[Stored entries]
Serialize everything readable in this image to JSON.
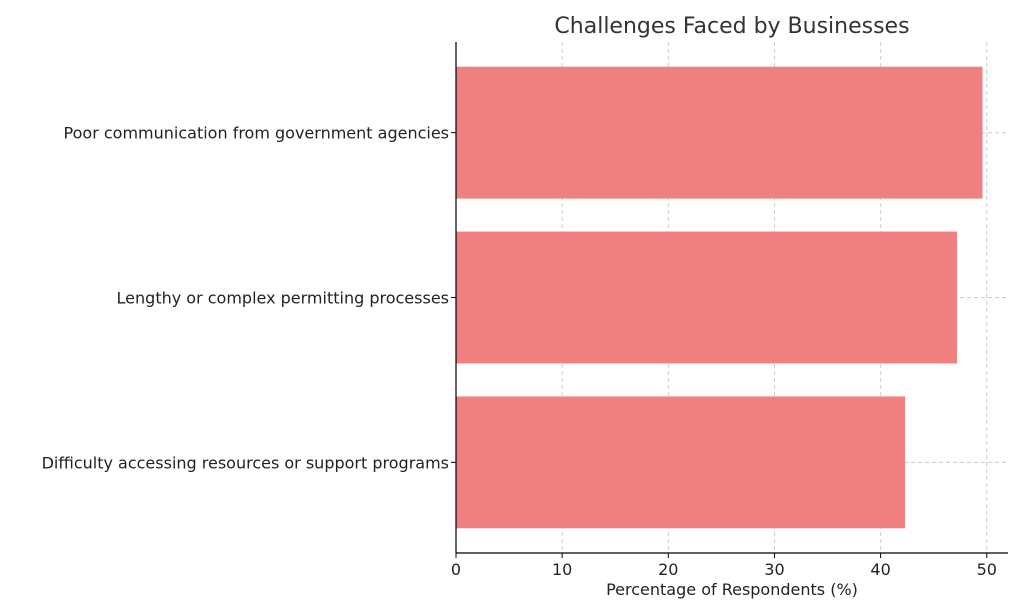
{
  "chart_data": {
    "type": "bar",
    "orientation": "horizontal",
    "title": "Challenges Faced by Businesses",
    "xlabel": "Percentage of Respondents (%)",
    "ylabel": "",
    "categories": [
      "Difficulty accessing resources or support programs",
      "Lengthy or complex permitting processes",
      "Poor communication from government agencies"
    ],
    "values": [
      42.3,
      47.2,
      49.6
    ],
    "xlim": [
      0,
      52
    ],
    "xticks": [
      0,
      10,
      20,
      30,
      40,
      50
    ],
    "grid": true,
    "bar_color": "#f08080"
  }
}
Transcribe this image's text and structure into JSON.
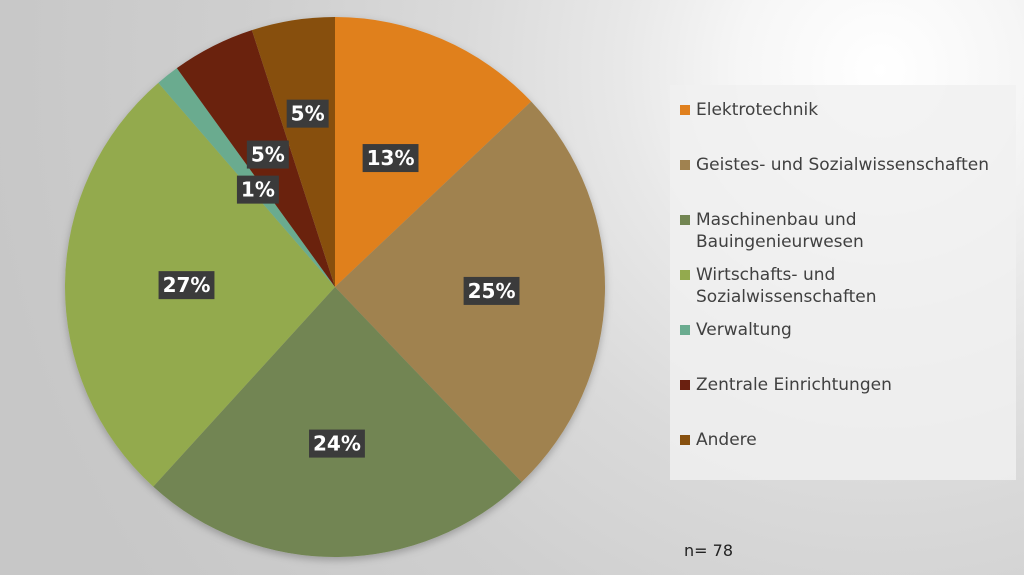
{
  "chart_data": {
    "type": "pie",
    "slices": [
      {
        "label": "Elektrotechnik",
        "value": 13,
        "value_label": "13%",
        "color": "#e0801e"
      },
      {
        "label": "Geistes- und Sozialwissenschaften",
        "value": 25,
        "value_label": "25%",
        "color": "#a08250"
      },
      {
        "label": "Maschinenbau und\nBauingenieurwesen",
        "value": 24,
        "value_label": "24%",
        "color": "#728552"
      },
      {
        "label": "Wirtschafts- und\nSozialwissenschaften",
        "value": 27,
        "value_label": "27%",
        "color": "#93aa4e"
      },
      {
        "label": "Verwaltung",
        "value": 1.4,
        "value_label": "1%",
        "color": "#6aab8f"
      },
      {
        "label": "Zentrale Einrichtungen",
        "value": 5,
        "value_label": "5%",
        "color": "#6a2010"
      },
      {
        "label": "Andere",
        "value": 5,
        "value_label": "5%",
        "color": "#87500f"
      }
    ],
    "legend_position": "right"
  },
  "footnote": "n= 78"
}
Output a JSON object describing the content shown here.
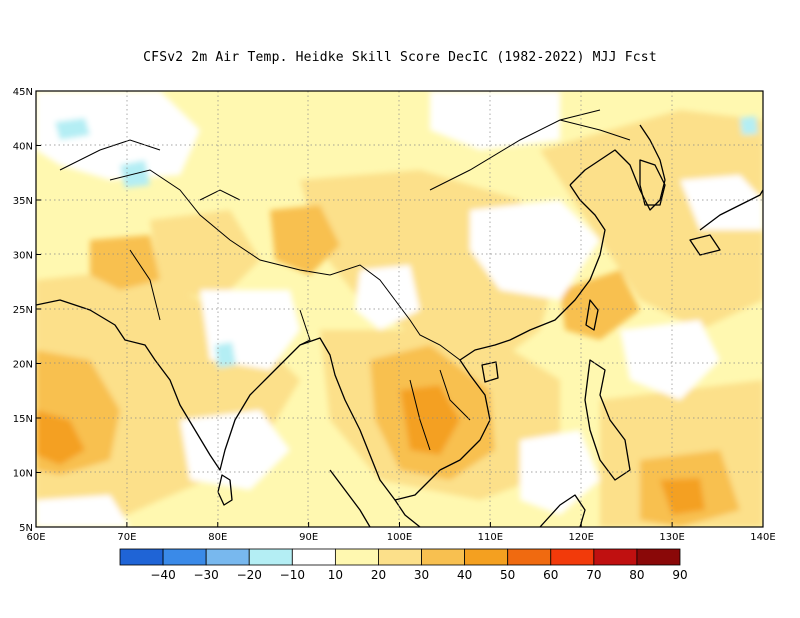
{
  "title": "CFSv2  2m Air Temp. Heidke Skill Score DecIC (1982-2022) MJJ Fcst",
  "map": {
    "lon_range": [
      60,
      140
    ],
    "lat_range": [
      5,
      45
    ],
    "x_ticks": [
      "60E",
      "70E",
      "80E",
      "90E",
      "100E",
      "110E",
      "120E",
      "130E",
      "140E"
    ],
    "y_ticks": [
      "5N",
      "10N",
      "15N",
      "20N",
      "25N",
      "30N",
      "35N",
      "40N",
      "45N"
    ]
  },
  "colorbar": {
    "colors": [
      "#1f64d6",
      "#3a8ae8",
      "#78b8ee",
      "#b4eef4",
      "#ffffff",
      "#fff8b0",
      "#fce08a",
      "#f8c050",
      "#f4a020",
      "#f06a10",
      "#f23a0a",
      "#c01010",
      "#8a0808"
    ],
    "labels": [
      "-40",
      "-30",
      "-20",
      "-10",
      "10",
      "20",
      "30",
      "40",
      "50",
      "60",
      "70",
      "80",
      "90"
    ]
  },
  "field_colors": {
    "white": "#ffffff",
    "c10": "#fff8b0",
    "c20": "#fce08a",
    "c30": "#f8c050",
    "c40": "#f4a020",
    "neg10": "#b4eef4"
  }
}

WHAT YOU ARE ASKED TO DO -
Transcribe all the records above word for word, without their images.

EXERCISE RESULT -
Serialize everything readable in this image to JSON.
{
  "chart_data": {
    "type": "bar",
    "orientation": "horizontal",
    "title": "Challenges Faced by Businesses",
    "xlabel": "Percentage of Respondents (%)",
    "ylabel": "",
    "categories": [
      "Difficulty accessing resources or support programs",
      "Lengthy or complex permitting processes",
      "Poor communication from government agencies"
    ],
    "values": [
      42.3,
      47.2,
      49.6
    ],
    "xlim": [
      0,
      52
    ],
    "xticks": [
      0,
      10,
      20,
      30,
      40,
      50
    ],
    "grid": true,
    "bar_color": "#f08080"
  }
}
Transcribe this image's text and structure into JSON.
{
  "chart_data": {
    "type": "pie",
    "slices": [
      {
        "label": "Elektrotechnik",
        "value": 13,
        "value_label": "13%",
        "color": "#e0801e"
      },
      {
        "label": "Geistes- und Sozialwissenschaften",
        "value": 25,
        "value_label": "25%",
        "color": "#a08250"
      },
      {
        "label": "Maschinenbau und\nBauingenieurwesen",
        "value": 24,
        "value_label": "24%",
        "color": "#728552"
      },
      {
        "label": "Wirtschafts- und\nSozialwissenschaften",
        "value": 27,
        "value_label": "27%",
        "color": "#93aa4e"
      },
      {
        "label": "Verwaltung",
        "value": 1.4,
        "value_label": "1%",
        "color": "#6aab8f"
      },
      {
        "label": "Zentrale Einrichtungen",
        "value": 5,
        "value_label": "5%",
        "color": "#6a2010"
      },
      {
        "label": "Andere",
        "value": 5,
        "value_label": "5%",
        "color": "#87500f"
      }
    ],
    "legend_position": "right"
  },
  "footnote": "n= 78"
}
Output a JSON object describing the content shown here.
{
  "title": "CFSv2  2m Air Temp. Heidke Skill Score DecIC (1982-2022) MJJ Fcst",
  "map": {
    "lon_range": [
      60,
      140
    ],
    "lat_range": [
      5,
      45
    ],
    "x_ticks": [
      "60E",
      "70E",
      "80E",
      "90E",
      "100E",
      "110E",
      "120E",
      "130E",
      "140E"
    ],
    "y_ticks": [
      "5N",
      "10N",
      "15N",
      "20N",
      "25N",
      "30N",
      "35N",
      "40N",
      "45N"
    ]
  },
  "colorbar": {
    "colors": [
      "#1f64d6",
      "#3a8ae8",
      "#78b8ee",
      "#b4eef4",
      "#ffffff",
      "#fff8b0",
      "#fce08a",
      "#f8c050",
      "#f4a020",
      "#f06a10",
      "#f23a0a",
      "#c01010",
      "#8a0808"
    ],
    "labels": [
      "-40",
      "-30",
      "-20",
      "-10",
      "10",
      "20",
      "30",
      "40",
      "50",
      "60",
      "70",
      "80",
      "90"
    ]
  },
  "field_colors": {
    "white": "#ffffff",
    "c10": "#fff8b0",
    "c20": "#fce08a",
    "c30": "#f8c050",
    "c40": "#f4a020",
    "neg10": "#b4eef4"
  }
}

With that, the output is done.